• Directions:
Give an exact transcription of every line, dropping the images.
::: Material
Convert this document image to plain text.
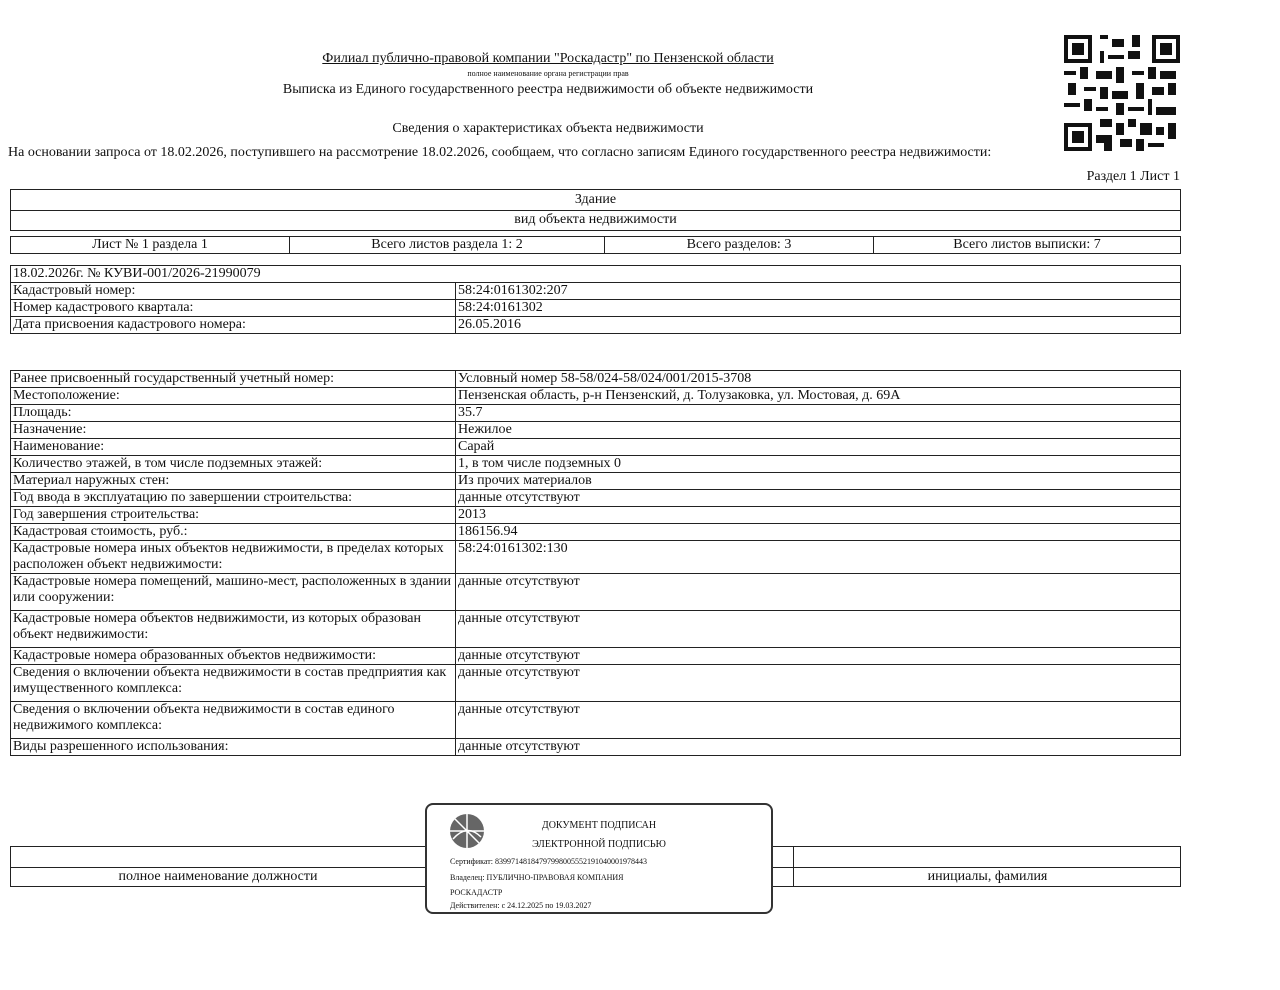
Филиал публично-правовой компании "Роскадастр" по Пензенской области
полное наименование органа регистрации прав
Выписка из Единого государственного реестра недвижимости об объекте недвижимости
Сведения о характеристиках объекта недвижимости
На основании запроса от 18.02.2026, поступившего на рассмотрение 18.02.2026, сообщаем, что согласно записям Единого государственного реестра недвижимости:
Раздел 1 Лист 1
Здание
вид объекта недвижимости
Лист № 1 раздела 1	Всего листов раздела 1: 2	Всего разделов: 3	Всего листов выписки: 7
18.02.2026г. № КУВИ-001/2026-21990079	
Кадастровый номер:	58:24:0161302:207
Номер кадастрового квартала:	58:24:0161302
Дата присвоения кадастрового номера:	26.05.2016
Ранее присвоенный государственный учетный номер:	Условный номер 58-58/024-58/024/001/2015-3708
Местоположение:	Пензенская область, р-н Пензенский, д. Толузаковка, ул. Мостовая, д. 69А
Площадь:	35.7
Назначение:	Нежилое
Наименование:	Сарай
Количество этажей, в том числе подземных этажей:	1, в том числе подземных 0
Материал наружных стен:	Из прочих материалов
Год ввода в эксплуатацию по завершении строительства:	данные отсутствуют
Год завершения строительства:	2013
Кадастровая стоимость, руб.:	186156.94
Кадастровые номера иных объектов недвижимости, в пределах которых расположен объект недвижимости:	58:24:0161302:130
Кадастровые номера помещений, машино-мест, расположенных в здании или сооружении:	данные отсутствуют
Кадастровые номера объектов недвижимости, из которых образован объект недвижимости:	данные отсутствуют
Кадастровые номера образованных объектов недвижимости:	данные отсутствуют
Сведения о включении объекта недвижимости в состав предприятия как имущественного комплекса:	данные отсутствуют
Сведения о включении объекта недвижимости в состав единого недвижимого комплекса:	данные отсутствуют
Виды разрешенного использования:	данные отсутствуют
полное наименование должности	инициалы, фамилия
ДОКУМЕНТ ПОДПИСАН
ЭЛЕКТРОННОЙ ПОДПИСЬЮ
Сертификат: 83997148184797998005552191040001978443
Владелец: ПУБЛИЧНО-ПРАВОВАЯ КОМПАНИЯ
РОСКАДАСТР
Действителен: с 24.12.2025 по 19.03.2027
::::::
• The reply:
Convert this document image to plain text.
Филиал публично-правовой компании "Роскадастр" по Пензенской области
полное наименование органа регистрации прав
Выписка из Единого государственного реестра недвижимости об объекте недвижимости
Сведения о характеристиках объекта недвижимости
На основании запроса от 18.02.2026, поступившего на рассмотрение 18.02.2026, сообщаем, что согласно записям Единого государственного реестра недвижимости:
Раздел 1 Лист 1
Здание
вид объекта недвижимости
Лист № 1 раздела 1	Всего листов раздела 1: 2	Всего разделов: 3	Всего листов выписки: 7
18.02.2026г. № КУВИ-001/2026-21990079	
Кадастровый номер:	58:24:0161302:207
Номер кадастрового квартала:	58:24:0161302
Дата присвоения кадастрового номера:	26.05.2016
Ранее присвоенный государственный учетный номер:	Условный номер 58-58/024-58/024/001/2015-3708
Местоположение:	Пензенская область, р-н Пензенский, д. Толузаковка, ул. Мостовая, д. 69А
Площадь:	35.7
Назначение:	Нежилое
Наименование:	Сарай
Количество этажей, в том числе подземных этажей:	1, в том числе подземных 0
Материал наружных стен:	Из прочих материалов
Год ввода в эксплуатацию по завершении строительства:	данные отсутствуют
Год завершения строительства:	2013
Кадастровая стоимость, руб.:	186156.94
Кадастровые номера иных объектов недвижимости, в пределах которых расположен объект недвижимости:	58:24:0161302:130
Кадастровые номера помещений, машино-мест, расположенных в здании или сооружении:	данные отсутствуют
Кадастровые номера объектов недвижимости, из которых образован объект недвижимости:	данные отсутствуют
Кадастровые номера образованных объектов недвижимости:	данные отсутствуют
Сведения о включении объекта недвижимости в состав предприятия как имущественного комплекса:	данные отсутствуют
Сведения о включении объекта недвижимости в состав единого недвижимого комплекса:	данные отсутствуют
Виды разрешенного использования:	данные отсутствуют
полное наименование должности	инициалы, фамилия
ДОКУМЕНТ ПОДПИСАН
ЭЛЕКТРОННОЙ ПОДПИСЬЮ
Сертификат: 83997148184797998005552191040001978443
Владелец: ПУБЛИЧНО-ПРАВОВАЯ КОМПАНИЯ
РОСКАДАСТР
Действителен: с 24.12.2025 по 19.03.2027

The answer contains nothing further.